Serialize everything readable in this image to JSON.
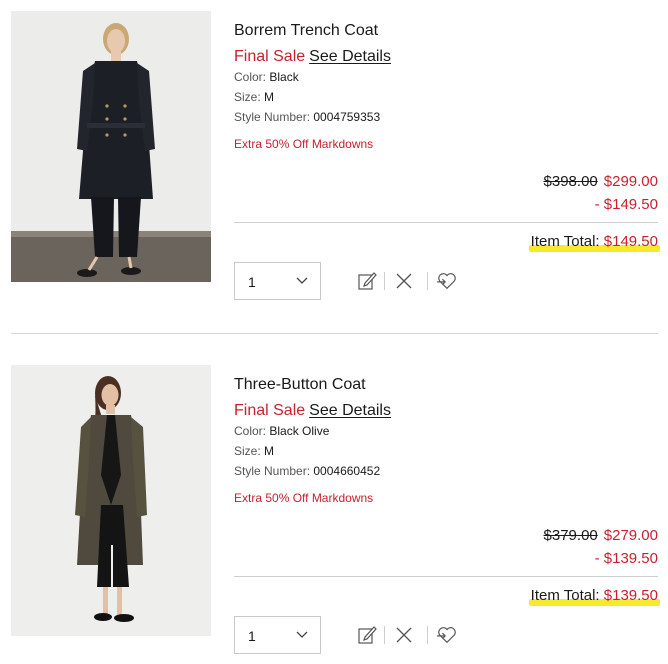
{
  "items": [
    {
      "name": "Borrem Trench Coat",
      "final_sale": "Final Sale",
      "see_details": "See Details",
      "color_label": "Color:",
      "color": "Black",
      "size_label": "Size:",
      "size": "M",
      "style_label": "Style Number:",
      "style_number": "0004759353",
      "promo": "Extra 50% Off Markdowns",
      "original_price": "$398.00",
      "sale_price": "$299.00",
      "discount": "- $149.50",
      "total_label": "Item Total:",
      "total": "$149.50",
      "quantity": "1"
    },
    {
      "name": "Three-Button Coat",
      "final_sale": "Final Sale",
      "see_details": "See Details",
      "color_label": "Color:",
      "color": "Black Olive",
      "size_label": "Size:",
      "size": "M",
      "style_label": "Style Number:",
      "style_number": "0004660452",
      "promo": "Extra 50% Off Markdowns",
      "original_price": "$379.00",
      "sale_price": "$279.00",
      "discount": "- $139.50",
      "total_label": "Item Total:",
      "total": "$139.50",
      "quantity": "1"
    }
  ],
  "icons": {
    "edit": "edit-icon",
    "remove": "close-icon",
    "save": "heart-icon",
    "chevron": "chevron-down-icon"
  },
  "colors": {
    "accent_red": "#c8202f",
    "highlight_yellow": "#f7ea2c"
  }
}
....
* [DIRECTION]: Quote every line of the records above exactly; no picture is to be copied.

* [WORKED SOLUTION]:
Serialize everything readable in this image to JSON.
{
  "items": [
    {
      "name": "Borrem Trench Coat",
      "final_sale": "Final Sale",
      "see_details": "See Details",
      "color_label": "Color:",
      "color": "Black",
      "size_label": "Size:",
      "size": "M",
      "style_label": "Style Number:",
      "style_number": "0004759353",
      "promo": "Extra 50% Off Markdowns",
      "original_price": "$398.00",
      "sale_price": "$299.00",
      "discount": "- $149.50",
      "total_label": "Item Total:",
      "total": "$149.50",
      "quantity": "1"
    },
    {
      "name": "Three-Button Coat",
      "final_sale": "Final Sale",
      "see_details": "See Details",
      "color_label": "Color:",
      "color": "Black Olive",
      "size_label": "Size:",
      "size": "M",
      "style_label": "Style Number:",
      "style_number": "0004660452",
      "promo": "Extra 50% Off Markdowns",
      "original_price": "$379.00",
      "sale_price": "$279.00",
      "discount": "- $139.50",
      "total_label": "Item Total:",
      "total": "$139.50",
      "quantity": "1"
    }
  ],
  "icons": {
    "edit": "edit-icon",
    "remove": "close-icon",
    "save": "heart-icon",
    "chevron": "chevron-down-icon"
  },
  "colors": {
    "accent_red": "#c8202f",
    "highlight_yellow": "#f7ea2c"
  }
}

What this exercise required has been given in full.